» **CHALLENGE**
Identify each line in the records below that contains the word "JSON", and copy it.

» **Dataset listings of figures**
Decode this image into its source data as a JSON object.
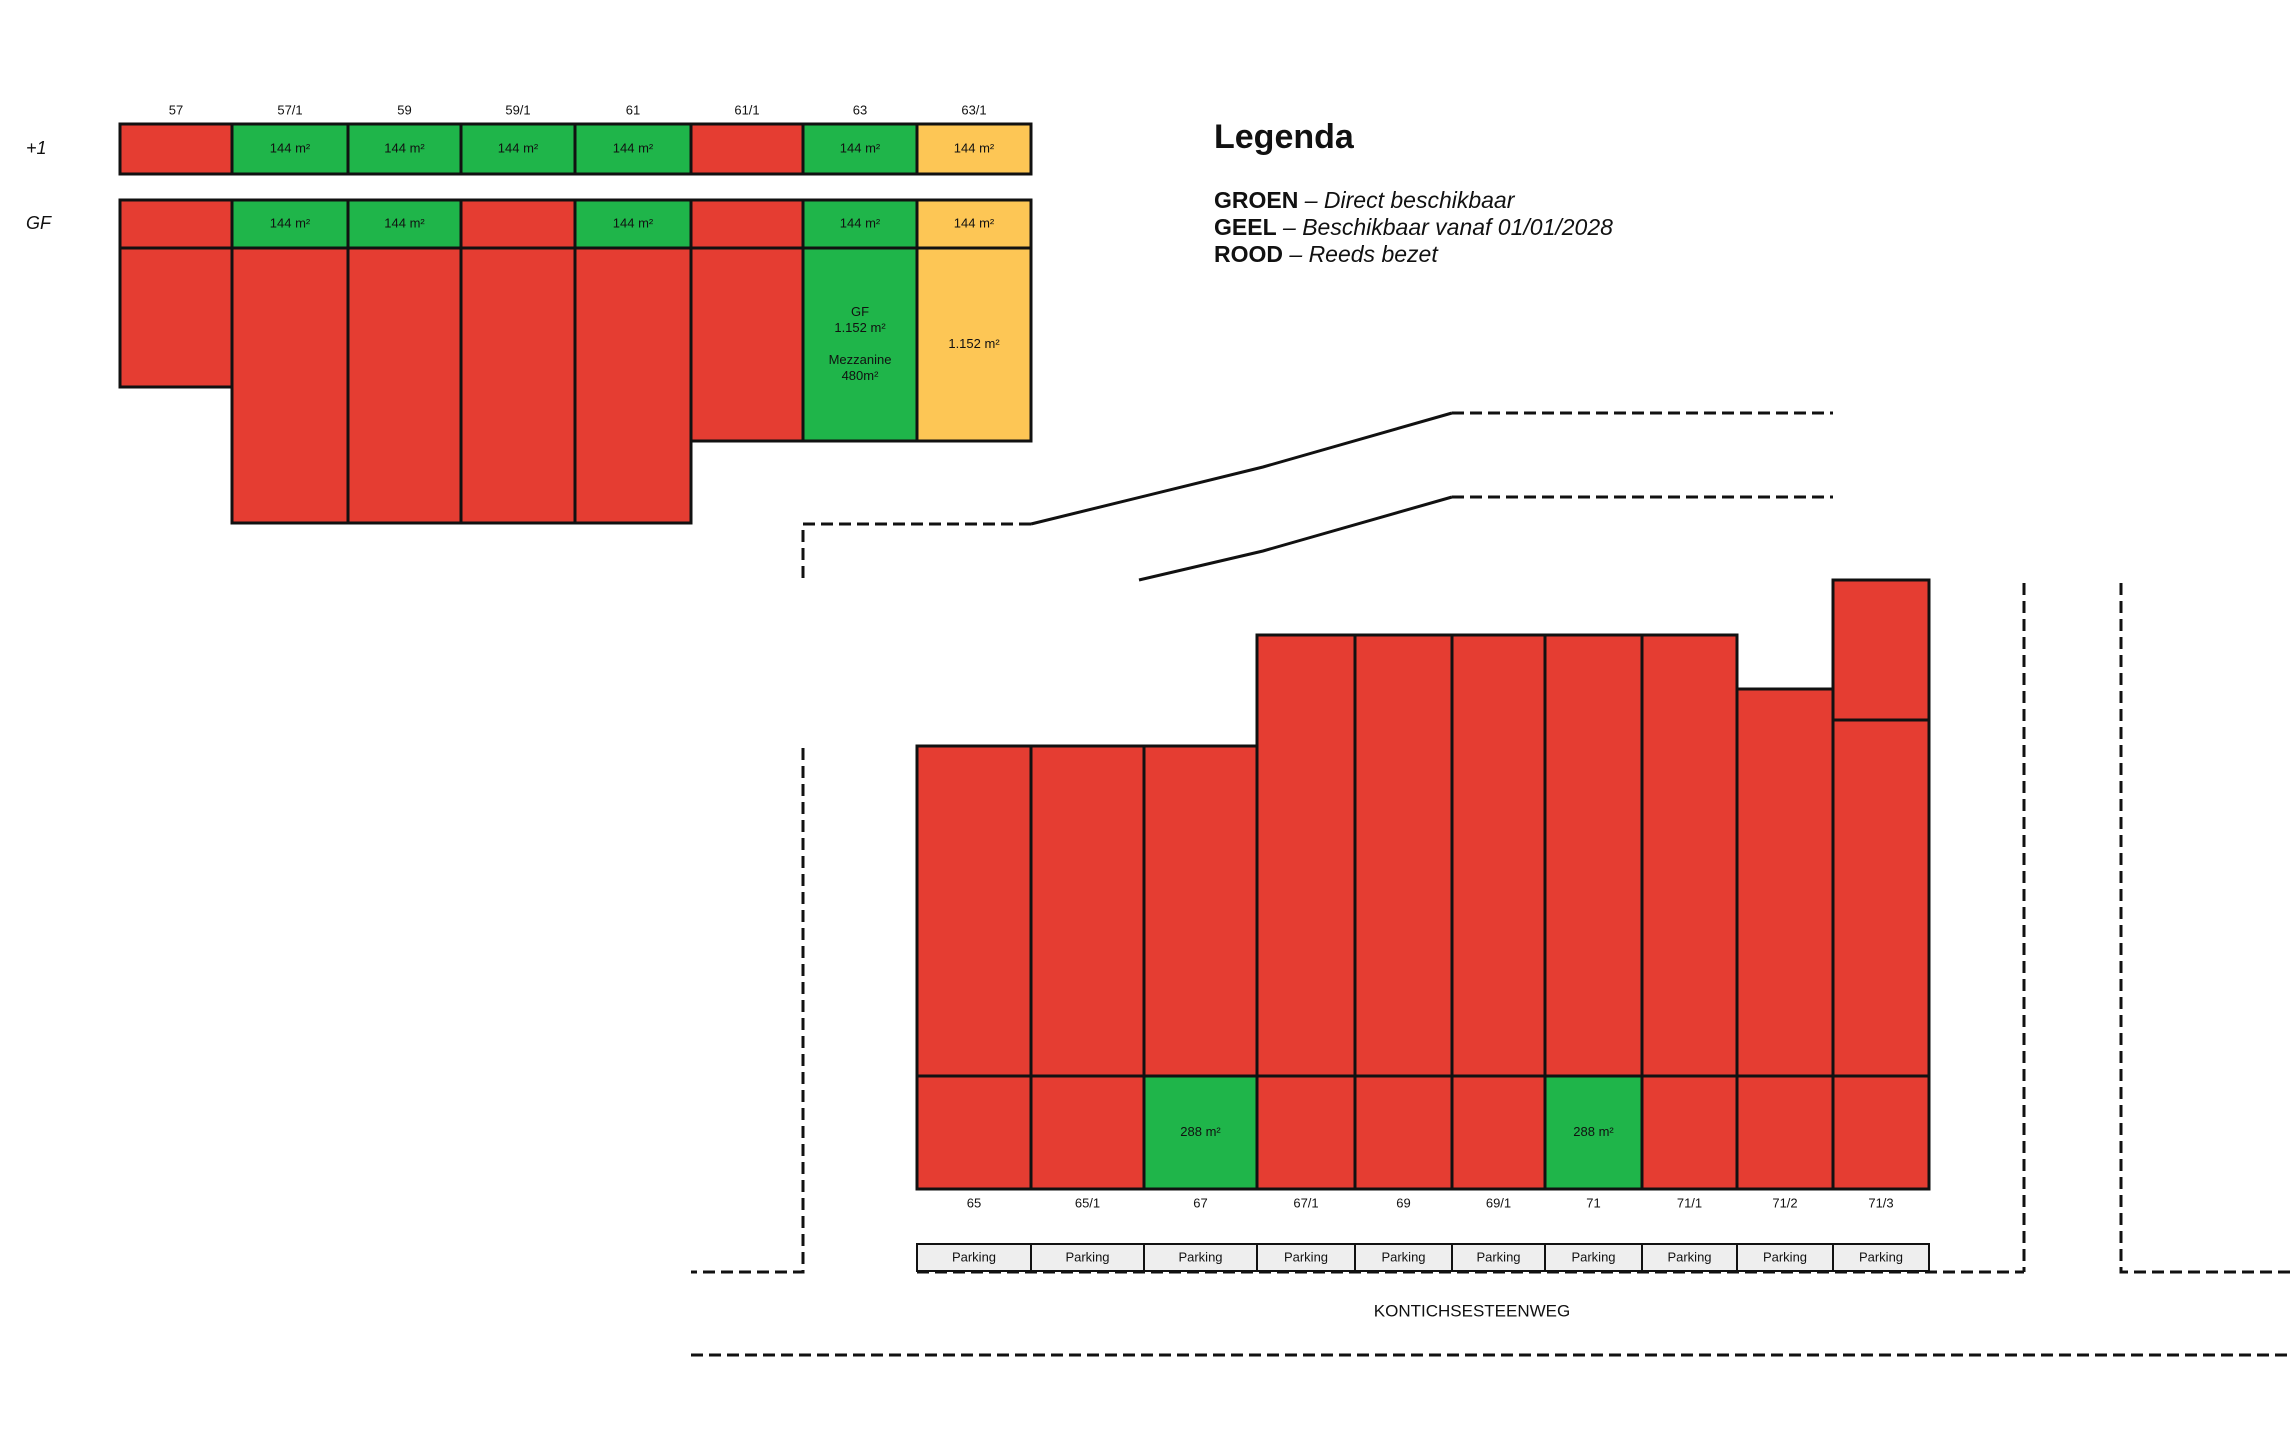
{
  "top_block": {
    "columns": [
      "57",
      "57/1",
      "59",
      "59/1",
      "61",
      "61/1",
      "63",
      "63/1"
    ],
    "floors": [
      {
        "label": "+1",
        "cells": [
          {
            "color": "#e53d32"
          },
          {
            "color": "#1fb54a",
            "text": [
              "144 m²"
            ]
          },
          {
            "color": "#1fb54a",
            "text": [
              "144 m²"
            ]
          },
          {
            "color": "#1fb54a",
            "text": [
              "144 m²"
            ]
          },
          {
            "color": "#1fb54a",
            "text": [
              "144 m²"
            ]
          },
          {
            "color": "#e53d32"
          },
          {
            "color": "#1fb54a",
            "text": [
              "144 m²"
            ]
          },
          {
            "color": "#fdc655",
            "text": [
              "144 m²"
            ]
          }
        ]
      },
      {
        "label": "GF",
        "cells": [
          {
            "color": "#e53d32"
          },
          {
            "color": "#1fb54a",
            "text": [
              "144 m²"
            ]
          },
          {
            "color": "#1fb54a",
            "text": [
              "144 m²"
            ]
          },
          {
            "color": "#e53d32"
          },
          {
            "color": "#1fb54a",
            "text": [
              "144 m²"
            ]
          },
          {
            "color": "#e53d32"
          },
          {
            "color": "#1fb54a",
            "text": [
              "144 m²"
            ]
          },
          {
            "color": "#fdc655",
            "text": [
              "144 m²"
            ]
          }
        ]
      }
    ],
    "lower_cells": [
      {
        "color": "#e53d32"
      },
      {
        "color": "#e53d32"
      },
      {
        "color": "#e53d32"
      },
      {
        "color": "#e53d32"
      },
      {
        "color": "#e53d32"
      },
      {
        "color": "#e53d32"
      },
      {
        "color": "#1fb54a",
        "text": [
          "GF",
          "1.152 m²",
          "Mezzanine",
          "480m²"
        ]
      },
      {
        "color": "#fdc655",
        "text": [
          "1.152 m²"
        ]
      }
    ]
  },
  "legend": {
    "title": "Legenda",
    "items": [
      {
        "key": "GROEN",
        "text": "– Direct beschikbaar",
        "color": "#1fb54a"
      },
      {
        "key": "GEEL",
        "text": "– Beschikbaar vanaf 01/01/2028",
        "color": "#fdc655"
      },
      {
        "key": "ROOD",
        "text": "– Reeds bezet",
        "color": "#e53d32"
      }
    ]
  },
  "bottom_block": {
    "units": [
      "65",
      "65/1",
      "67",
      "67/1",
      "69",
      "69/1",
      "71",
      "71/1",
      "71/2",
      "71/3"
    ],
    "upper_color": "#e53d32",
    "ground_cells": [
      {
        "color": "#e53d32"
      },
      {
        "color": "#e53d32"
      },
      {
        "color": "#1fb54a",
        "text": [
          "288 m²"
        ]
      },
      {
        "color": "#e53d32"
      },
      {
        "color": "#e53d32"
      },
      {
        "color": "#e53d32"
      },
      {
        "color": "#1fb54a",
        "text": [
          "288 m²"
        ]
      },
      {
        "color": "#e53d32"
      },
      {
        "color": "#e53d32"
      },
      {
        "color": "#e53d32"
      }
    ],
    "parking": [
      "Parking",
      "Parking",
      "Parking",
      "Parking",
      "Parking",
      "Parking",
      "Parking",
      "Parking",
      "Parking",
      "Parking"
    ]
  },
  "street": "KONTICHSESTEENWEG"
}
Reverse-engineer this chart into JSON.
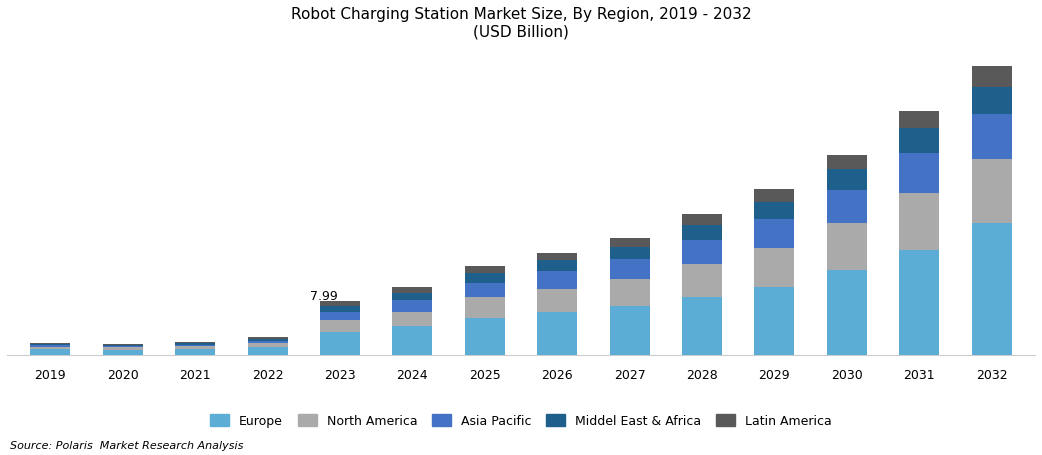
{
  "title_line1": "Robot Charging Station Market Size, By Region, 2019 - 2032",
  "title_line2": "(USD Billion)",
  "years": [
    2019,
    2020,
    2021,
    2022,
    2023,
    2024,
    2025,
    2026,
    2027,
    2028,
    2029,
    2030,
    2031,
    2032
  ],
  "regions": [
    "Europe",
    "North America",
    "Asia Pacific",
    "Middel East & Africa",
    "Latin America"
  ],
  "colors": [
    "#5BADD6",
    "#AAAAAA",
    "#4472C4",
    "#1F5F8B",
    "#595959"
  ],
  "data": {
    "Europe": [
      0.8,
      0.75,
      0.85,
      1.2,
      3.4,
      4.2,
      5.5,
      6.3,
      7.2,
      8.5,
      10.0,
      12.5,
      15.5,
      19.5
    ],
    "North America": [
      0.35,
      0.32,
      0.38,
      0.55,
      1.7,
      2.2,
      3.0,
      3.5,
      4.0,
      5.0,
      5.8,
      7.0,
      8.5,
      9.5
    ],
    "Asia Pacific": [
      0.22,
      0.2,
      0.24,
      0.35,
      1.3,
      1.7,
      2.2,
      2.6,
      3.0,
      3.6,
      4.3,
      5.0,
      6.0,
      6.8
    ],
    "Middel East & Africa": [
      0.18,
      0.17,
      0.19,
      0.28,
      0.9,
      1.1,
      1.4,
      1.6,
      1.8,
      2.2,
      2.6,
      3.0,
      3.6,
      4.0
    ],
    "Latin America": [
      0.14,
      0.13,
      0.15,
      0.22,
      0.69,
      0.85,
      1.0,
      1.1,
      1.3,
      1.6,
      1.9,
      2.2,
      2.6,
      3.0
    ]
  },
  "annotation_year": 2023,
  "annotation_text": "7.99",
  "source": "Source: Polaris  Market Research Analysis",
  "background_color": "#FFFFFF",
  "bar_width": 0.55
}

» **SOLUTION**
Decode this image into its source data as a JSON object.
Reverse-engineer this chart into JSON.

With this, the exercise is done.